● **Data for the task**:
= = = = = = =

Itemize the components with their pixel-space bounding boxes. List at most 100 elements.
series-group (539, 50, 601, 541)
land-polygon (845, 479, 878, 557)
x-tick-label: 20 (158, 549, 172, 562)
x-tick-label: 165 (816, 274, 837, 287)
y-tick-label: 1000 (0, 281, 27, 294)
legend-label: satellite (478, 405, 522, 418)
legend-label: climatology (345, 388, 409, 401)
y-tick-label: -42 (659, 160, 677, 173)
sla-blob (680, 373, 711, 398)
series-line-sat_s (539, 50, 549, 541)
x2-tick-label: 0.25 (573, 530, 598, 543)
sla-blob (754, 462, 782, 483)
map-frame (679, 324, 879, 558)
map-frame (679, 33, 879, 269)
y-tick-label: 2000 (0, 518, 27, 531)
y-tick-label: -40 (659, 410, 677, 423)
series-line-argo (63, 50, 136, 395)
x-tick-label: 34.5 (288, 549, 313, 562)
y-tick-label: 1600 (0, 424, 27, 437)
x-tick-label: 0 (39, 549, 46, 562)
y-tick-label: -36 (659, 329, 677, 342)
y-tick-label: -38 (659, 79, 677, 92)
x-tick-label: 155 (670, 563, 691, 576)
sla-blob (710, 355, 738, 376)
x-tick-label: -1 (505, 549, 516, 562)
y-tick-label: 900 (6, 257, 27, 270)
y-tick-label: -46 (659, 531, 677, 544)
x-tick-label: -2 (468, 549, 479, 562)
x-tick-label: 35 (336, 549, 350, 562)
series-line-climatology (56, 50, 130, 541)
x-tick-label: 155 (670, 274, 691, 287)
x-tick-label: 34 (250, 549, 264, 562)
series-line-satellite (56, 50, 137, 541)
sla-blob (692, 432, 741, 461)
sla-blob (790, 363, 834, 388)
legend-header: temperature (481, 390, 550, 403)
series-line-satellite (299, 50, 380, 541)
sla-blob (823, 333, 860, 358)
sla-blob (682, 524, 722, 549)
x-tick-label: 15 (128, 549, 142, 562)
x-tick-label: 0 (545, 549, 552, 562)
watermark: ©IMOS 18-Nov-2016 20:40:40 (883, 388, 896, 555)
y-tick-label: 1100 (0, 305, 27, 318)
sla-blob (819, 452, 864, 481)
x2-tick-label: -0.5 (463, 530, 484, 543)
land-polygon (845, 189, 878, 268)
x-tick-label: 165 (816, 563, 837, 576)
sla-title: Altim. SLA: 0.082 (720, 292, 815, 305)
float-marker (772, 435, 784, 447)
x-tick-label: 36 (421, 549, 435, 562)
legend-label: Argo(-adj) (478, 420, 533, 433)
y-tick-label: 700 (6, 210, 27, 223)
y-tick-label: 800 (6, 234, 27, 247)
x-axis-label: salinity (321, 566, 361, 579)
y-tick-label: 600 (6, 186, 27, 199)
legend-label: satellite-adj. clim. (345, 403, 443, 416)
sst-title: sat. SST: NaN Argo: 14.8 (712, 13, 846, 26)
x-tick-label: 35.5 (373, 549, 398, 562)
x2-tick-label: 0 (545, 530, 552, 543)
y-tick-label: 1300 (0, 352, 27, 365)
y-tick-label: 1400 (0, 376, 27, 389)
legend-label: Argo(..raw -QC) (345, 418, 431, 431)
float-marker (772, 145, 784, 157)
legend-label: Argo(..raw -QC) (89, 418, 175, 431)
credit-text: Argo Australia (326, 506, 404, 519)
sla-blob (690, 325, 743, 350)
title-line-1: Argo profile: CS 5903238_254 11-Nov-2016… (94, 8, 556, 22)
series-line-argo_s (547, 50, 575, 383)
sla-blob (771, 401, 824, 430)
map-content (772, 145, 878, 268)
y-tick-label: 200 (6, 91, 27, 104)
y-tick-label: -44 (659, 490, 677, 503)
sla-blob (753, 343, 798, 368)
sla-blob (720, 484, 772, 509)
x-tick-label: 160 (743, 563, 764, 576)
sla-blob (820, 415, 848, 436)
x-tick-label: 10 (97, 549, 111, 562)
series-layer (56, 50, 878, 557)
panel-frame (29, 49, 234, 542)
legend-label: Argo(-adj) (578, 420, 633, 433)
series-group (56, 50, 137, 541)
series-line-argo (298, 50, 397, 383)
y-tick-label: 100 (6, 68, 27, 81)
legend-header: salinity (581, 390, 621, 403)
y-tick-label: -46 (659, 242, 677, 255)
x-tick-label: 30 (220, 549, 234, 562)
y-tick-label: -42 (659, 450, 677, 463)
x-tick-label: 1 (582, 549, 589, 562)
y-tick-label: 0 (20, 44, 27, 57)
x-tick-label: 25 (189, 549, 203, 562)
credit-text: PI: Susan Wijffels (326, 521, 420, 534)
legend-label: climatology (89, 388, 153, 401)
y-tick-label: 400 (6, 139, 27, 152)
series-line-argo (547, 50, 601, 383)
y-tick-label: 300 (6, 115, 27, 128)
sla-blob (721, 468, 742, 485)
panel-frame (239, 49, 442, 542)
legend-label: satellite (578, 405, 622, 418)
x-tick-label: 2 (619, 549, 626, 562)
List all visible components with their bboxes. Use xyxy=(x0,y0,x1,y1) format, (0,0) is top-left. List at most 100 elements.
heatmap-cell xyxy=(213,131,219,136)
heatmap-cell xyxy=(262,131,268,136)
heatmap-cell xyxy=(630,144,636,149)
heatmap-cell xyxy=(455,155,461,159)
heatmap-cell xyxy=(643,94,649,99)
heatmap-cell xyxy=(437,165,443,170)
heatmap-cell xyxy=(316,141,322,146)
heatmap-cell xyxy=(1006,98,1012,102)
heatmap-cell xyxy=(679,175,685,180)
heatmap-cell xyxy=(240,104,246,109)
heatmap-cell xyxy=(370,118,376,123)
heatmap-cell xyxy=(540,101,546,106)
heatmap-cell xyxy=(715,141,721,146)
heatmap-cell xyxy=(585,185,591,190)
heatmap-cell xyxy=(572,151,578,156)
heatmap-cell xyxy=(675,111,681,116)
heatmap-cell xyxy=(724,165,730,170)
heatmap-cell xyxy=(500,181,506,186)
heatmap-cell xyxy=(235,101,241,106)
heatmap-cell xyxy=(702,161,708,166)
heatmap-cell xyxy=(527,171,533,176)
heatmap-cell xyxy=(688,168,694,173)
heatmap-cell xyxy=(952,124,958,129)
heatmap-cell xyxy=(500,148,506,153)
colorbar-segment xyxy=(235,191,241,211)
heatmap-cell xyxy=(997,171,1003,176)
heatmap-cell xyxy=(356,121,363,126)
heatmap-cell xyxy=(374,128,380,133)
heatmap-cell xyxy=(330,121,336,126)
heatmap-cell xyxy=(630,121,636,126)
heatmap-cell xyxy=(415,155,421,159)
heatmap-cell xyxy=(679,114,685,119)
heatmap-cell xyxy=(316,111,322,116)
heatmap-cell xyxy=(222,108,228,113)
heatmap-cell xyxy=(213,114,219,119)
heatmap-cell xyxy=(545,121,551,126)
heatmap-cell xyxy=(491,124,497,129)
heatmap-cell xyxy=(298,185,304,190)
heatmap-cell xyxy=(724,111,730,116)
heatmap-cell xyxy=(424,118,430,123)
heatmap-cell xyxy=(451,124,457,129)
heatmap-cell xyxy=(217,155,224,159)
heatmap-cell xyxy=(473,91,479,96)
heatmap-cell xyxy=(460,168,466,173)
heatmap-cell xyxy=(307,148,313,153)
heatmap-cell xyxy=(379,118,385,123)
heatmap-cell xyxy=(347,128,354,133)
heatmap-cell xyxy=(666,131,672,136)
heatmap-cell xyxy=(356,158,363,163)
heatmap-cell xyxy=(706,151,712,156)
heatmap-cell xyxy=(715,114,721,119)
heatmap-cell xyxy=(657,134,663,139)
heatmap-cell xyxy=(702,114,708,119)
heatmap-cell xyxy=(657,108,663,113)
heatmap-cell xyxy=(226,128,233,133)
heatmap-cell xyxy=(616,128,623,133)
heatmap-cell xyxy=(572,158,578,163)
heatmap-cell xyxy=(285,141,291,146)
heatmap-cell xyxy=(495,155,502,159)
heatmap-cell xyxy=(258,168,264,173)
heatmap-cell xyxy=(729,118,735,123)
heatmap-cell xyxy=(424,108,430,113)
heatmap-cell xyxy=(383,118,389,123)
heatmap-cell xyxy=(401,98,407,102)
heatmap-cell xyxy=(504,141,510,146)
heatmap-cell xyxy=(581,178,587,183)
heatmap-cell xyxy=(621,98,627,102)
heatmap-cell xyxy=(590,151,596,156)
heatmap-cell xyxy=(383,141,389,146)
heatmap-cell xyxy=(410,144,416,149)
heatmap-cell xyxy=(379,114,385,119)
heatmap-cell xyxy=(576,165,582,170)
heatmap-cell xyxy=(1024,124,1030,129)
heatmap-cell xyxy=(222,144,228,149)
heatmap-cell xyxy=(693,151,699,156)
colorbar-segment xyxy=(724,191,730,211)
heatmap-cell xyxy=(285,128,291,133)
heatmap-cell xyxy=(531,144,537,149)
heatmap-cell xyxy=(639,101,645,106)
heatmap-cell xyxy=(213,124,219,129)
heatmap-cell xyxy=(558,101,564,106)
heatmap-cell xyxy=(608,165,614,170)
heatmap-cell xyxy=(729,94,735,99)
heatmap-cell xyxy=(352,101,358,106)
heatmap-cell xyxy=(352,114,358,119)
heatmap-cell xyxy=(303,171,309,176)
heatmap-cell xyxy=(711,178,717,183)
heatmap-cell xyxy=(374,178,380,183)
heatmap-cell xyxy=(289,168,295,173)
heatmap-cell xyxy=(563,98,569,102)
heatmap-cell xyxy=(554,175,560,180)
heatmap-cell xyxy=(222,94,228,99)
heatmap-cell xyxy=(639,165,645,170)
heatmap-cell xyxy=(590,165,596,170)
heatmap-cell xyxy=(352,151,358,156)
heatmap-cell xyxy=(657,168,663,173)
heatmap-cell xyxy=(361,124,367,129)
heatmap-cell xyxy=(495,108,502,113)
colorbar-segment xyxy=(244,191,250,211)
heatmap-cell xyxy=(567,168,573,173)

= = = = = = =

● **Given request**:
Pull out the lines of the items word for word, from the very first line through the line with "y-tick-label: -42 (659, 160, 677, 173)", and no others.

● **Task solution**:
Itemize the components with their pixel-space bounding boxes. List at most 100 elements.
series-group (539, 50, 601, 541)
land-polygon (845, 479, 878, 557)
x-tick-label: 20 (158, 549, 172, 562)
x-tick-label: 165 (816, 274, 837, 287)
y-tick-label: 1000 (0, 281, 27, 294)
legend-label: satellite (478, 405, 522, 418)
legend-label: climatology (345, 388, 409, 401)
y-tick-label: -42 (659, 160, 677, 173)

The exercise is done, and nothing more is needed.